>> start SUPPLIED MATERIAL
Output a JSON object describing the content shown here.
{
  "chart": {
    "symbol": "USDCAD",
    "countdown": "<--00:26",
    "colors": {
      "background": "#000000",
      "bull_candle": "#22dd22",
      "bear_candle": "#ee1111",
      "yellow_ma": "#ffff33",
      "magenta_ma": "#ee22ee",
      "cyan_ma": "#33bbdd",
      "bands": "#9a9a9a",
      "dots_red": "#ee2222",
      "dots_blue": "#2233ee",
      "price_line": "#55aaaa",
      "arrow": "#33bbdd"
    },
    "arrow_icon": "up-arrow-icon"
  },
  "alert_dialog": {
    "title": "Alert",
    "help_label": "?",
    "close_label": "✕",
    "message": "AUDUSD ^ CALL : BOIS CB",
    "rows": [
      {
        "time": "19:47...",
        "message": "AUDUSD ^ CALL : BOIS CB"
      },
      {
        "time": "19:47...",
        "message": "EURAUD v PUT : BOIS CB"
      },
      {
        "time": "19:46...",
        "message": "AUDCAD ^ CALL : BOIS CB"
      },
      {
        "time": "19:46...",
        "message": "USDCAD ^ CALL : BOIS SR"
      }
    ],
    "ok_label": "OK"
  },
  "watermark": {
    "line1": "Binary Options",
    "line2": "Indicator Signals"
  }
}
>> end SUPPLIED MATERIAL
• _WHAT YOU NEED TO DO_: Exactly reproduce every record.

• _IN RESPONSE_:
Output a JSON object describing the content shown here.
{
  "chart": {
    "symbol": "USDCAD",
    "countdown": "<--00:26",
    "colors": {
      "background": "#000000",
      "bull_candle": "#22dd22",
      "bear_candle": "#ee1111",
      "yellow_ma": "#ffff33",
      "magenta_ma": "#ee22ee",
      "cyan_ma": "#33bbdd",
      "bands": "#9a9a9a",
      "dots_red": "#ee2222",
      "dots_blue": "#2233ee",
      "price_line": "#55aaaa",
      "arrow": "#33bbdd"
    },
    "arrow_icon": "up-arrow-icon"
  },
  "alert_dialog": {
    "title": "Alert",
    "help_label": "?",
    "close_label": "✕",
    "message": "AUDUSD ^ CALL : BOIS CB",
    "rows": [
      {
        "time": "19:47...",
        "message": "AUDUSD ^ CALL : BOIS CB"
      },
      {
        "time": "19:47...",
        "message": "EURAUD v PUT : BOIS CB"
      },
      {
        "time": "19:46...",
        "message": "AUDCAD ^ CALL : BOIS CB"
      },
      {
        "time": "19:46...",
        "message": "USDCAD ^ CALL : BOIS SR"
      }
    ],
    "ok_label": "OK"
  },
  "watermark": {
    "line1": "Binary Options",
    "line2": "Indicator Signals"
  }
}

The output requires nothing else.